:: Written task ::
Omit the pictures, then reproduce every remaining record exactly.

Items from a data source
═══
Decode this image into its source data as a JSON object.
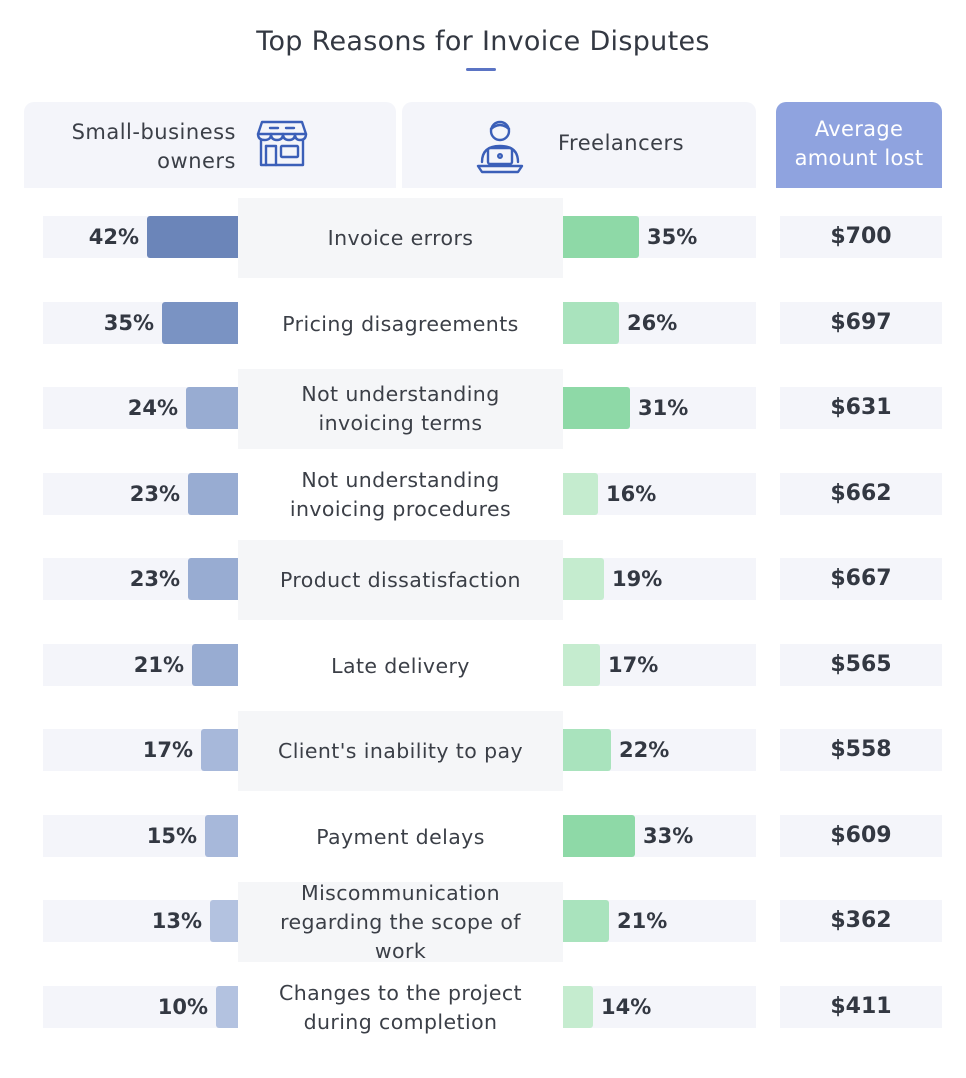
{
  "chart_data": {
    "type": "bar",
    "title": "Top Reasons for Invoice Disputes",
    "headers": {
      "small_business": "Small-business owners",
      "small_business_line1": "Small-business",
      "small_business_line2": "owners",
      "freelancers": "Freelancers",
      "average_line1": "Average",
      "average_line2": "amount lost"
    },
    "categories": [
      "Invoice errors",
      "Pricing disagreements",
      "Not understanding invoicing terms",
      "Not understanding invoicing procedures",
      "Product dissatisfaction",
      "Late delivery",
      "Client's inability to pay",
      "Payment delays",
      "Miscommunication regarding the scope of work",
      "Changes to the project during completion"
    ],
    "series": [
      {
        "name": "Small-business owners",
        "unit": "%",
        "values": [
          42,
          35,
          24,
          23,
          23,
          21,
          17,
          15,
          13,
          10
        ]
      },
      {
        "name": "Freelancers",
        "unit": "%",
        "values": [
          35,
          26,
          31,
          16,
          19,
          17,
          22,
          33,
          21,
          14
        ]
      },
      {
        "name": "Average amount lost",
        "unit": "$",
        "values": [
          700,
          697,
          631,
          662,
          667,
          565,
          558,
          609,
          362,
          411
        ]
      }
    ],
    "rows": [
      {
        "reason": "Invoice errors",
        "sb_label": "42%",
        "fl_label": "35%",
        "avg_label": "$700"
      },
      {
        "reason": "Pricing disagreements",
        "sb_label": "35%",
        "fl_label": "26%",
        "avg_label": "$697"
      },
      {
        "reason": "Not understanding invoicing terms",
        "sb_label": "24%",
        "fl_label": "31%",
        "avg_label": "$631"
      },
      {
        "reason": "Not understanding invoicing procedures",
        "sb_label": "23%",
        "fl_label": "16%",
        "avg_label": "$662"
      },
      {
        "reason": "Product dissatisfaction",
        "sb_label": "23%",
        "fl_label": "19%",
        "avg_label": "$667"
      },
      {
        "reason": "Late delivery",
        "sb_label": "21%",
        "fl_label": "17%",
        "avg_label": "$565"
      },
      {
        "reason": "Client's inability to pay",
        "sb_label": "17%",
        "fl_label": "22%",
        "avg_label": "$558"
      },
      {
        "reason": "Payment delays",
        "sb_label": "15%",
        "fl_label": "33%",
        "avg_label": "$609"
      },
      {
        "reason": "Miscommunication regarding the scope of work",
        "sb_label": "13%",
        "fl_label": "21%",
        "avg_label": "$362"
      },
      {
        "reason": "Changes to the project during completion",
        "sb_label": "10%",
        "fl_label": "14%",
        "avg_label": "$411"
      }
    ],
    "colors": {
      "small_business": [
        "#6b85b9",
        "#7a93c3",
        "#8ba1cc",
        "#98acd2",
        "#a7b8da",
        "#b3c2e0"
      ],
      "freelancers": [
        "#8ed9a7",
        "#a9e3bd",
        "#c5eccf"
      ],
      "average_header": "#8fa3df",
      "title_accent": "#5b74c4"
    },
    "icons": {
      "small_business": "storefront-icon",
      "freelancers": "freelancer-laptop-icon"
    }
  }
}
═══
:: Result below ::
Decode this image into its source data as a JSON object.
{
  "chart_data": {
    "type": "bar",
    "title": "Top Reasons for Invoice Disputes",
    "headers": {
      "small_business": "Small-business owners",
      "small_business_line1": "Small-business",
      "small_business_line2": "owners",
      "freelancers": "Freelancers",
      "average_line1": "Average",
      "average_line2": "amount lost"
    },
    "categories": [
      "Invoice errors",
      "Pricing disagreements",
      "Not understanding invoicing terms",
      "Not understanding invoicing procedures",
      "Product dissatisfaction",
      "Late delivery",
      "Client's inability to pay",
      "Payment delays",
      "Miscommunication regarding the scope of work",
      "Changes to the project during completion"
    ],
    "series": [
      {
        "name": "Small-business owners",
        "unit": "%",
        "values": [
          42,
          35,
          24,
          23,
          23,
          21,
          17,
          15,
          13,
          10
        ]
      },
      {
        "name": "Freelancers",
        "unit": "%",
        "values": [
          35,
          26,
          31,
          16,
          19,
          17,
          22,
          33,
          21,
          14
        ]
      },
      {
        "name": "Average amount lost",
        "unit": "$",
        "values": [
          700,
          697,
          631,
          662,
          667,
          565,
          558,
          609,
          362,
          411
        ]
      }
    ],
    "rows": [
      {
        "reason": "Invoice errors",
        "sb_label": "42%",
        "fl_label": "35%",
        "avg_label": "$700"
      },
      {
        "reason": "Pricing disagreements",
        "sb_label": "35%",
        "fl_label": "26%",
        "avg_label": "$697"
      },
      {
        "reason": "Not understanding invoicing terms",
        "sb_label": "24%",
        "fl_label": "31%",
        "avg_label": "$631"
      },
      {
        "reason": "Not understanding invoicing procedures",
        "sb_label": "23%",
        "fl_label": "16%",
        "avg_label": "$662"
      },
      {
        "reason": "Product dissatisfaction",
        "sb_label": "23%",
        "fl_label": "19%",
        "avg_label": "$667"
      },
      {
        "reason": "Late delivery",
        "sb_label": "21%",
        "fl_label": "17%",
        "avg_label": "$565"
      },
      {
        "reason": "Client's inability to pay",
        "sb_label": "17%",
        "fl_label": "22%",
        "avg_label": "$558"
      },
      {
        "reason": "Payment delays",
        "sb_label": "15%",
        "fl_label": "33%",
        "avg_label": "$609"
      },
      {
        "reason": "Miscommunication regarding the scope of work",
        "sb_label": "13%",
        "fl_label": "21%",
        "avg_label": "$362"
      },
      {
        "reason": "Changes to the project during completion",
        "sb_label": "10%",
        "fl_label": "14%",
        "avg_label": "$411"
      }
    ],
    "colors": {
      "small_business": [
        "#6b85b9",
        "#7a93c3",
        "#8ba1cc",
        "#98acd2",
        "#a7b8da",
        "#b3c2e0"
      ],
      "freelancers": [
        "#8ed9a7",
        "#a9e3bd",
        "#c5eccf"
      ],
      "average_header": "#8fa3df",
      "title_accent": "#5b74c4"
    },
    "icons": {
      "small_business": "storefront-icon",
      "freelancers": "freelancer-laptop-icon"
    }
  }
}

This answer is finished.